[begin Listed records]

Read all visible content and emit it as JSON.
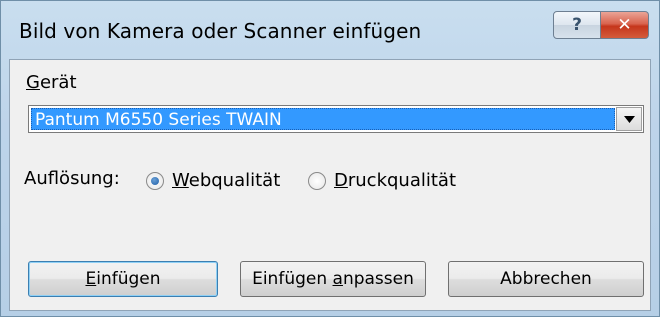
{
  "window": {
    "title": "Bild von Kamera oder Scanner einfügen",
    "help_glyph": "?",
    "close_glyph": "✕"
  },
  "device": {
    "label_accel": "G",
    "label_rest": "erät",
    "selected": "Pantum M6550 Series TWAIN"
  },
  "resolution": {
    "label": "Auflösung:",
    "options": [
      {
        "accel": "W",
        "rest": "ebqualität",
        "checked": true
      },
      {
        "accel": "D",
        "rest": "ruckqualität",
        "checked": false
      }
    ]
  },
  "buttons": {
    "insert": {
      "accel": "E",
      "rest": "infügen"
    },
    "adjust": {
      "pre": "Einfügen ",
      "accel": "a",
      "rest": "npassen"
    },
    "cancel": {
      "label": "Abbrechen"
    }
  }
}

[end Listed records]

§ **Short problem**:
Take the listing above and restate it word for word, without its pictures.

§ **Expected answer**:
Read all visible content and emit it as JSON.
{
  "window": {
    "title": "Bild von Kamera oder Scanner einfügen",
    "help_glyph": "?",
    "close_glyph": "✕"
  },
  "device": {
    "label_accel": "G",
    "label_rest": "erät",
    "selected": "Pantum M6550 Series TWAIN"
  },
  "resolution": {
    "label": "Auflösung:",
    "options": [
      {
        "accel": "W",
        "rest": "ebqualität",
        "checked": true
      },
      {
        "accel": "D",
        "rest": "ruckqualität",
        "checked": false
      }
    ]
  },
  "buttons": {
    "insert": {
      "accel": "E",
      "rest": "infügen"
    },
    "adjust": {
      "pre": "Einfügen ",
      "accel": "a",
      "rest": "npassen"
    },
    "cancel": {
      "label": "Abbrechen"
    }
  }
}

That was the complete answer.